__Supplied records__.
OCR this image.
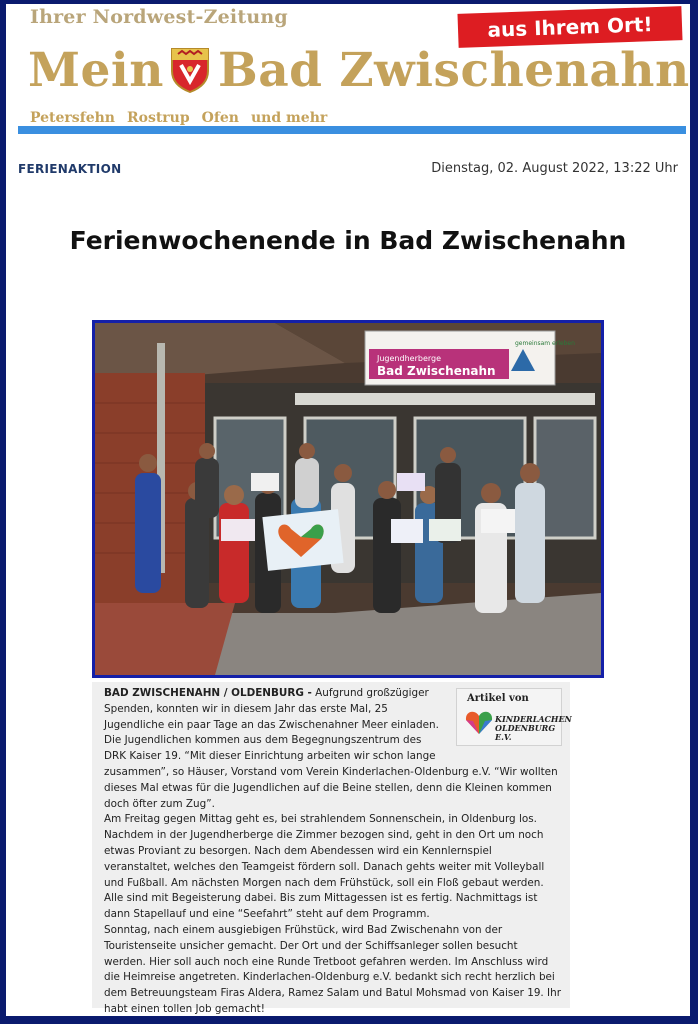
Ihrer Nordwest-Zeitung	aus Ihrem Ort!
Mein Bad Zwischenahn
Petersfehn Rostrup Ofen und mehr
FERIENAKTION	Dienstag, 02. August 2022, 13:22 Uhr
Ferienwochenende in Bad Zwischenahn
Jugendherberge
Bad Zwischenahn
gemeinsam erleben
BAD ZWISCHENAHN / OLDENBURG - Aufgrund großzügiger
Spenden, konnten wir in diesem Jahr das erste Mal, 25
Jugendliche ein paar Tage an das Zwischenahner Meer einladen.
Die Jugendlichen kommen aus dem Begegnungszentrum des
DRK Kaiser 19. “Mit dieser Einrichtung arbeiten wir schon lange
zusammen”, so Häuser, Vorstand vom Verein Kinderlachen-Oldenburg e.V. “Wir wollten
dieses Mal etwas für die Jugendlichen auf die Beine stellen, denn die Kleinen kommen
doch öfter zum Zug”.
Am Freitag gegen Mittag geht es, bei strahlendem Sonnenschein, in Oldenburg los.
Nachdem in der Jugendherberge die Zimmer bezogen sind, geht in den Ort um noch
etwas Proviant zu besorgen. Nach dem Abendessen wird ein Kennlernspiel
veranstaltet, welches den Teamgeist fördern soll. Danach gehts weiter mit Volleyball
und Fußball. Am nächsten Morgen nach dem Frühstück, soll ein Floß gebaut werden.
Alle sind mit Begeisterung dabei. Bis zum Mittagessen ist es fertig. Nachmittags ist
dann Stapellauf und eine “Seefahrt” steht auf dem Programm.
Sonntag, nach einem ausgiebigen Frühstück, wird Bad Zwischenahn von der
Touristenseite unsicher gemacht. Der Ort und der Schiffsanleger sollen besucht
werden. Hier soll auch noch eine Runde Tretboot gefahren werden. Im Anschluss wird
die Heimreise angetreten. Kinderlachen-Oldenburg e.V. bedankt sich recht herzlich bei
dem Betreuungsteam Firas Aldera, Ramez Salam und Batul Mohsmad von Kaiser 19. Ihr
habt einen tollen Job gemacht!
Artikel von
KINDERLACHEN
OLDENBURG E.V.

__Directions__. Your copy of the data should match it exactly, except that pictures are left out.

__Finished answer__.
OCR this image.
Ihrer Nordwest-Zeitung	aus Ihrem Ort!
Mein Bad Zwischenahn
Petersfehn Rostrup Ofen und mehr
FERIENAKTION	Dienstag, 02. August 2022, 13:22 Uhr
Ferienwochenende in Bad Zwischenahn
Jugendherberge
Bad Zwischenahn
gemeinsam erleben
BAD ZWISCHENAHN / OLDENBURG - Aufgrund großzügiger
Spenden, konnten wir in diesem Jahr das erste Mal, 25
Jugendliche ein paar Tage an das Zwischenahner Meer einladen.
Die Jugendlichen kommen aus dem Begegnungszentrum des
DRK Kaiser 19. “Mit dieser Einrichtung arbeiten wir schon lange
zusammen”, so Häuser, Vorstand vom Verein Kinderlachen-Oldenburg e.V. “Wir wollten
dieses Mal etwas für die Jugendlichen auf die Beine stellen, denn die Kleinen kommen
doch öfter zum Zug”.
Am Freitag gegen Mittag geht es, bei strahlendem Sonnenschein, in Oldenburg los.
Nachdem in der Jugendherberge die Zimmer bezogen sind, geht in den Ort um noch
etwas Proviant zu besorgen. Nach dem Abendessen wird ein Kennlernspiel
veranstaltet, welches den Teamgeist fördern soll. Danach gehts weiter mit Volleyball
und Fußball. Am nächsten Morgen nach dem Frühstück, soll ein Floß gebaut werden.
Alle sind mit Begeisterung dabei. Bis zum Mittagessen ist es fertig. Nachmittags ist
dann Stapellauf und eine “Seefahrt” steht auf dem Programm.
Sonntag, nach einem ausgiebigen Frühstück, wird Bad Zwischenahn von der
Touristenseite unsicher gemacht. Der Ort und der Schiffsanleger sollen besucht
werden. Hier soll auch noch eine Runde Tretboot gefahren werden. Im Anschluss wird
die Heimreise angetreten. Kinderlachen-Oldenburg e.V. bedankt sich recht herzlich bei
dem Betreuungsteam Firas Aldera, Ramez Salam und Batul Mohsmad von Kaiser 19. Ihr
habt einen tollen Job gemacht!
Artikel von
KINDERLACHEN
OLDENBURG E.V.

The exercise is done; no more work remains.